>>>>>

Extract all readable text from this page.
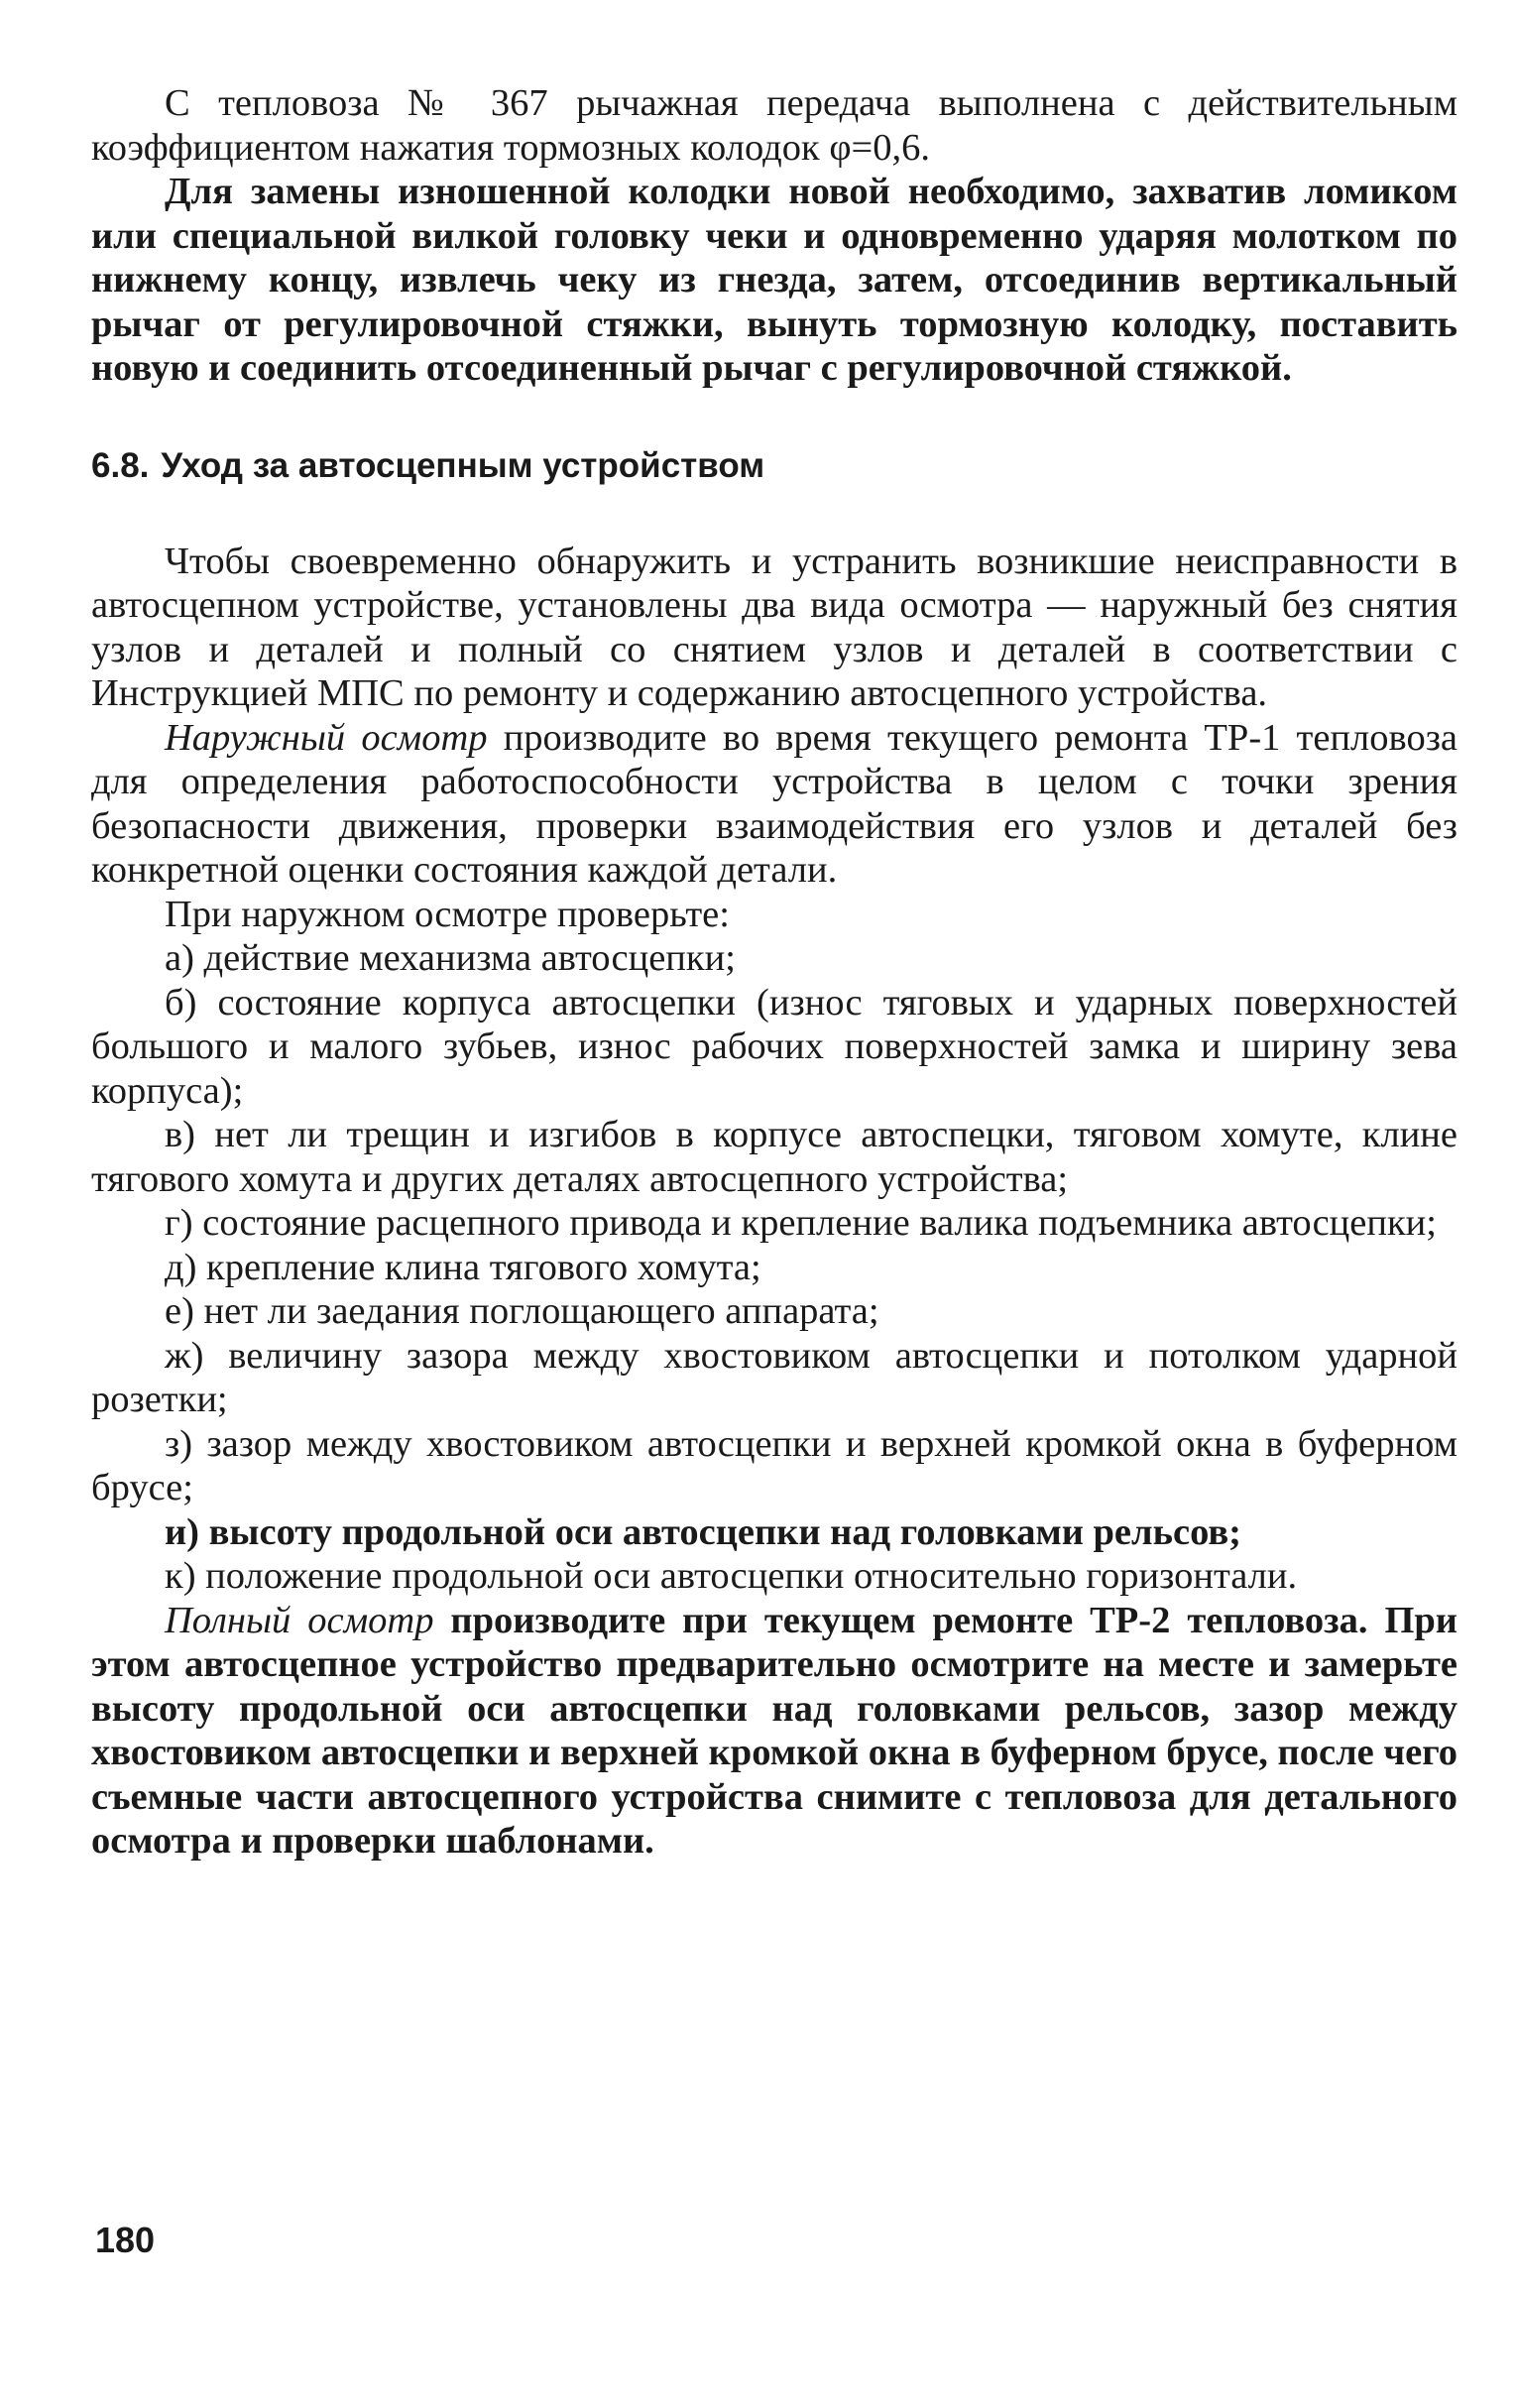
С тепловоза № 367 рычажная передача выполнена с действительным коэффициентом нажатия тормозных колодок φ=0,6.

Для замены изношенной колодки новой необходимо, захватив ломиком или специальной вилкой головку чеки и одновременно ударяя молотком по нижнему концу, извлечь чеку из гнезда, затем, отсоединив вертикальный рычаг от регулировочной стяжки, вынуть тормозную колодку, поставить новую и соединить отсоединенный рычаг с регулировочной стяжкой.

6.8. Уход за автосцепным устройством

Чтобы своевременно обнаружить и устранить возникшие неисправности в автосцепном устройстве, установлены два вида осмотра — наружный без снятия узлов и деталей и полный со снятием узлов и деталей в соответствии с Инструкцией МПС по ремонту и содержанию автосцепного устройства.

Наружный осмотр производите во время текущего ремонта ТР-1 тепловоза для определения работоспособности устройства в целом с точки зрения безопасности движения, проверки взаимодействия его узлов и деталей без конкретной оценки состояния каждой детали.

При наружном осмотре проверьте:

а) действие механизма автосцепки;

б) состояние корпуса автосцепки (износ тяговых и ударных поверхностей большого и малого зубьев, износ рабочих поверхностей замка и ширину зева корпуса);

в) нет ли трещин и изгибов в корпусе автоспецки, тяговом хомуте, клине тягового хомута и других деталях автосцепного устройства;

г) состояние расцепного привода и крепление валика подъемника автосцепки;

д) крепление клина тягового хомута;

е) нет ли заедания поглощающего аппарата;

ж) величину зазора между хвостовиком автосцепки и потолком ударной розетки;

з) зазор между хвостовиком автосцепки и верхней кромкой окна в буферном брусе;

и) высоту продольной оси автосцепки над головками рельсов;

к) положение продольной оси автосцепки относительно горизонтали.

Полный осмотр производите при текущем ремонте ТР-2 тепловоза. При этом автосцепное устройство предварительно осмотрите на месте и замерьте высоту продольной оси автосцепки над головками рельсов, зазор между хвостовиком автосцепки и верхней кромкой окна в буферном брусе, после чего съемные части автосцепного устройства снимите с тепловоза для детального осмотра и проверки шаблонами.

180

<<<<<
>>>>>

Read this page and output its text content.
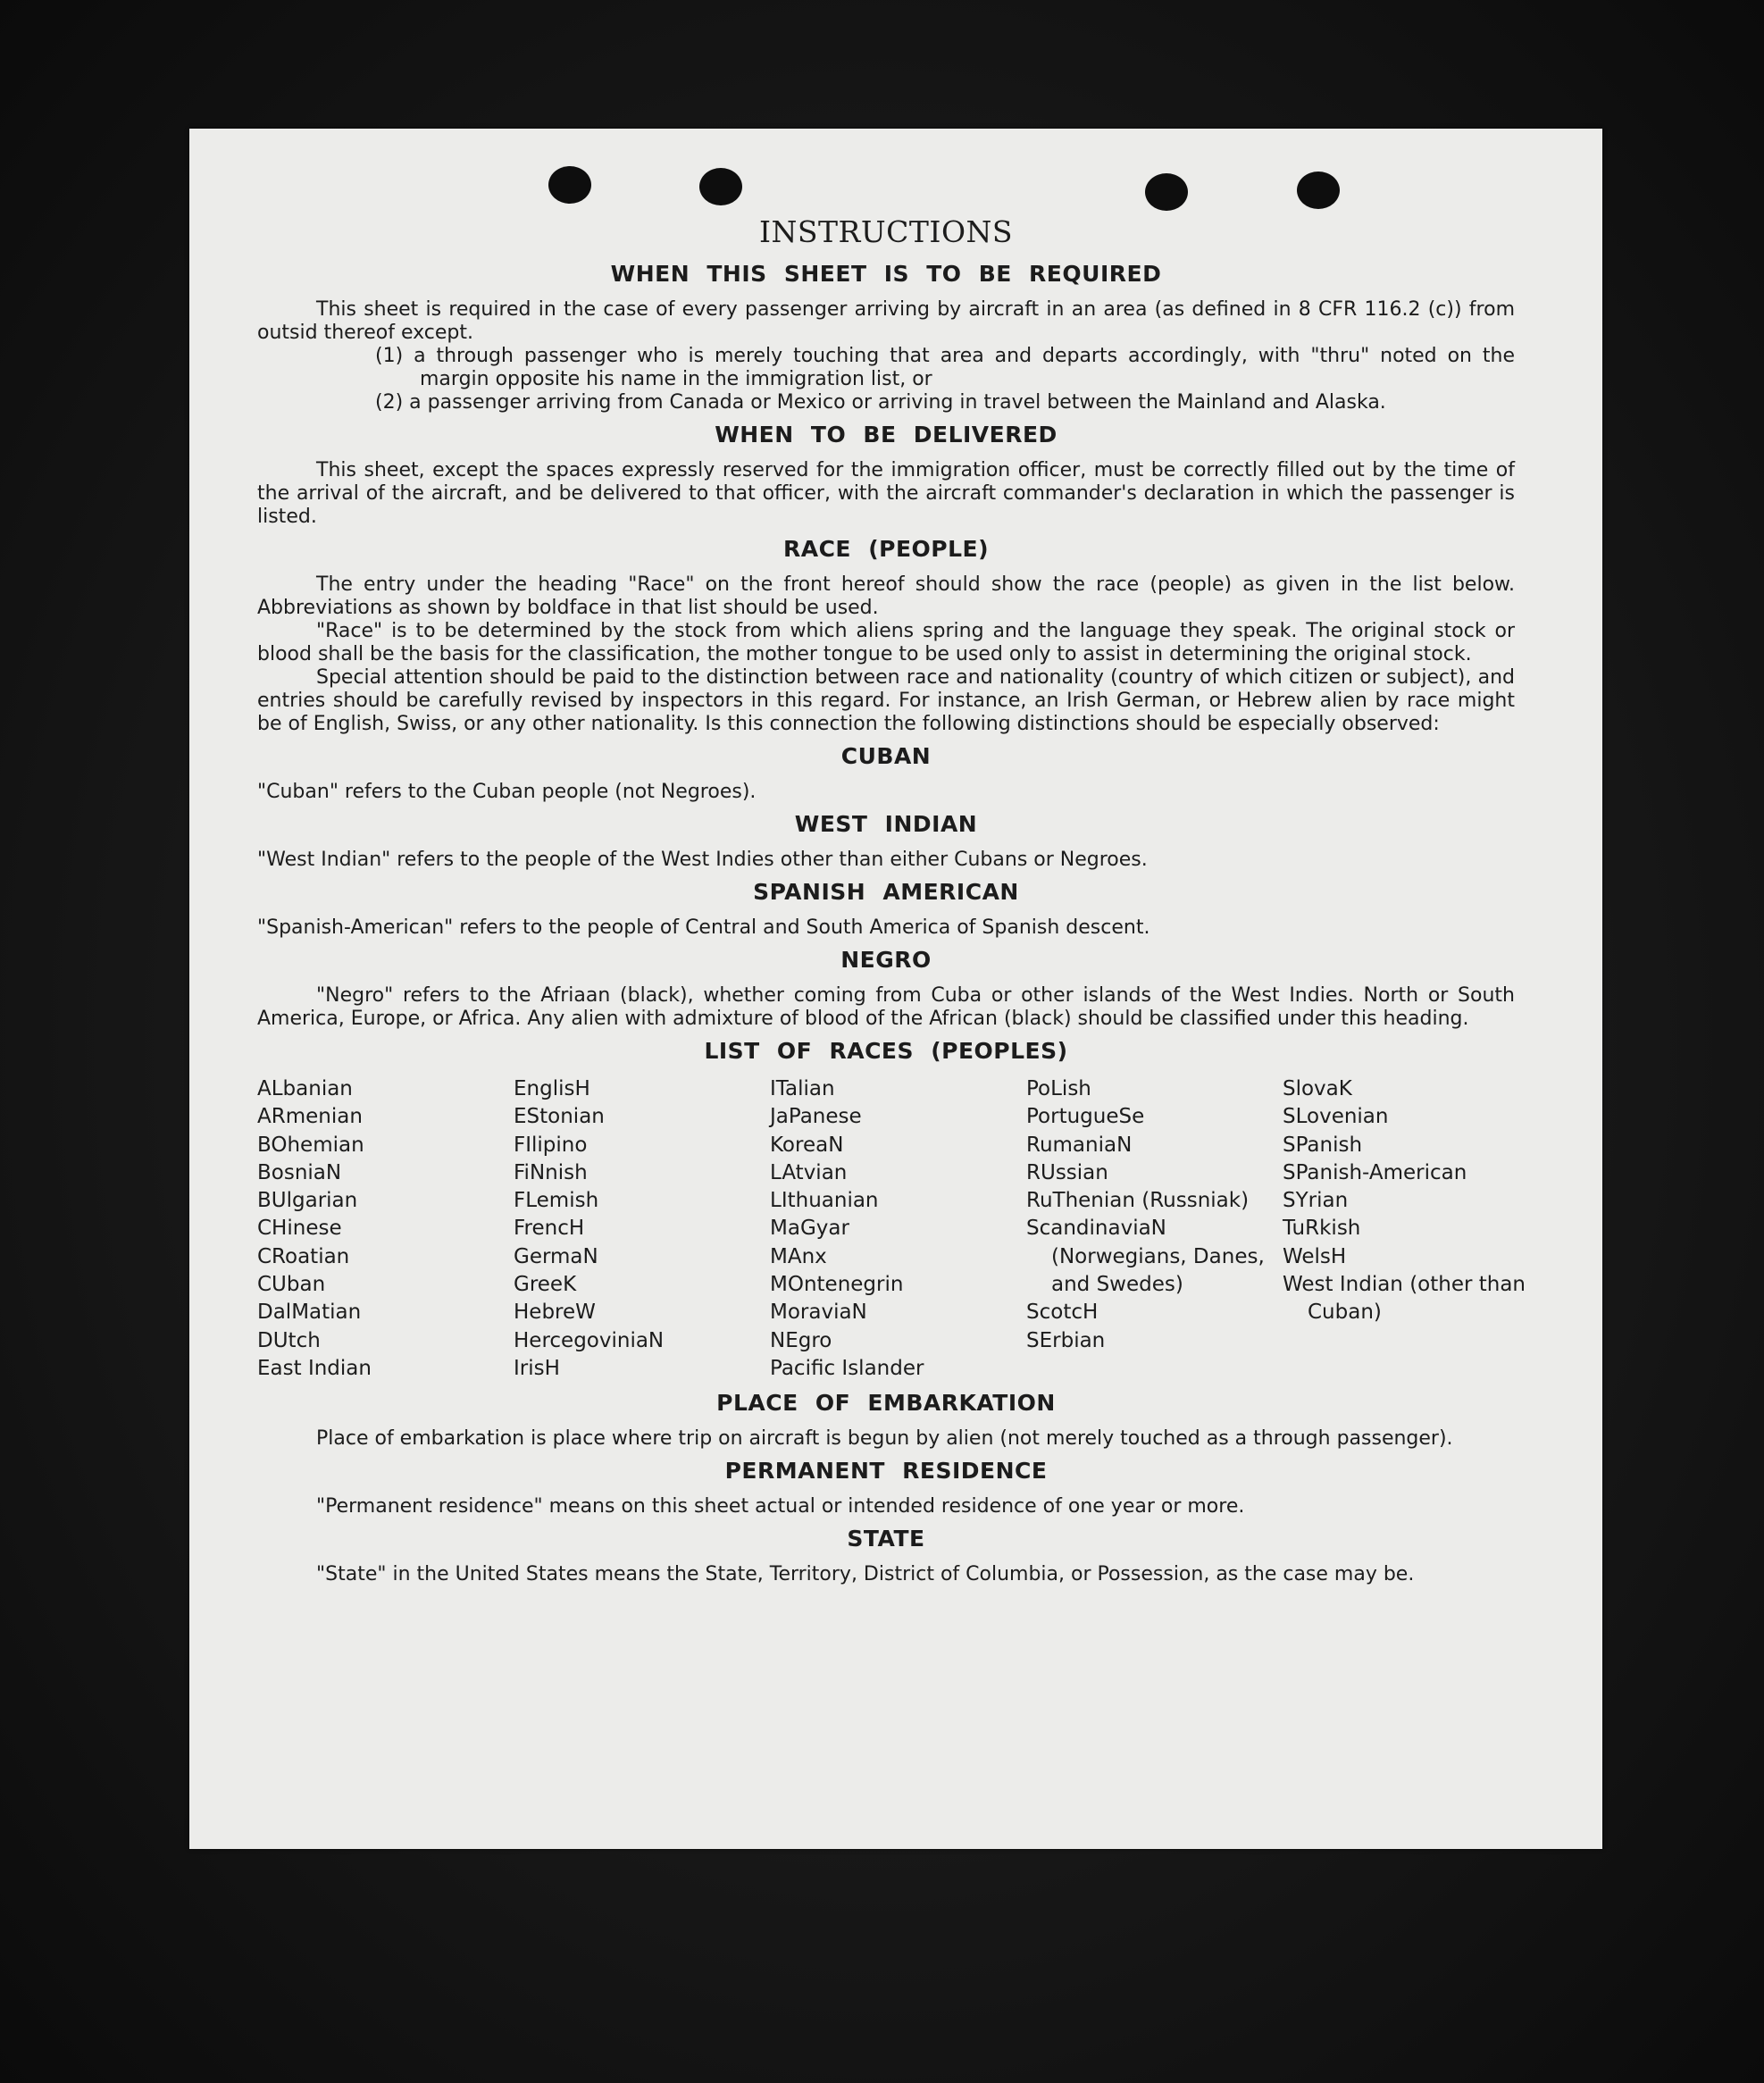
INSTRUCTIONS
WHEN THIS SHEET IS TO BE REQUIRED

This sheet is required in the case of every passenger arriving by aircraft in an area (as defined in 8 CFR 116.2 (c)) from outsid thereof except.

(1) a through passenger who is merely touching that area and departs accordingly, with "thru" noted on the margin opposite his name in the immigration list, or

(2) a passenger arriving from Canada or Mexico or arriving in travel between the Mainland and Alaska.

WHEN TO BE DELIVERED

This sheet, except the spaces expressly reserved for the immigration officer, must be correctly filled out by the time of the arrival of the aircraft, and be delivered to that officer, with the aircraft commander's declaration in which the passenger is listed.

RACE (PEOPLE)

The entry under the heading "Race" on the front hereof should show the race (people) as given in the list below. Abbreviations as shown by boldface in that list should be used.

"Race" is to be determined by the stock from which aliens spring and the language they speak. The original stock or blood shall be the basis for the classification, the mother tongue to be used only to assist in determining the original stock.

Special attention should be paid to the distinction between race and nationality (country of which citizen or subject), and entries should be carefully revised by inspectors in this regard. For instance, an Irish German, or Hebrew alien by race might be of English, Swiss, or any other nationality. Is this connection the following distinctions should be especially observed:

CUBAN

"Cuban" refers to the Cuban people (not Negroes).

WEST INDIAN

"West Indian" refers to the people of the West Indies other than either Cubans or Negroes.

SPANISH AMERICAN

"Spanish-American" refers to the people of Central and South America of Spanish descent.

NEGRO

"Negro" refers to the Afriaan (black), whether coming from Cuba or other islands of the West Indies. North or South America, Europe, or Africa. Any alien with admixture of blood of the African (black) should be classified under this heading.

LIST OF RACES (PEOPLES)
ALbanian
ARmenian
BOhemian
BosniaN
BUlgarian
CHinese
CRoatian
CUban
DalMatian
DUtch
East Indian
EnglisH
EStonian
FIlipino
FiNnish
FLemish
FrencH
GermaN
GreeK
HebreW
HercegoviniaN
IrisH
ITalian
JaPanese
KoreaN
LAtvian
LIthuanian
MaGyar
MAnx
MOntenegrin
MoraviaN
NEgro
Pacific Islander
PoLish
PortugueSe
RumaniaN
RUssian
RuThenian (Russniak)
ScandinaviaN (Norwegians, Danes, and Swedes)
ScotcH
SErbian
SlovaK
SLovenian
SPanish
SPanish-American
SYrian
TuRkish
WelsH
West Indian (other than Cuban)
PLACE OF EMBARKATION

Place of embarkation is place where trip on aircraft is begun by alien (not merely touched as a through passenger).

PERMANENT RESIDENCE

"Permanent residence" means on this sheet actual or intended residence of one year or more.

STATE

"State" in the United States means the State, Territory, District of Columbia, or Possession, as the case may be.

<<<<<

> Problem to work on
Return every line containing "except".

> Final result
This sheet is required in the case of every passenger arriving by aircraft in an area (as defined in 8 CFR 116.2 (c)) from outsid thereof except.
This sheet, except the spaces expressly reserved for the immigration officer, must be correctly filled out by the time of the arrival of the aircraft, and be delivered to that officer, with the aircraft commander's declaration in which the passenger is listed.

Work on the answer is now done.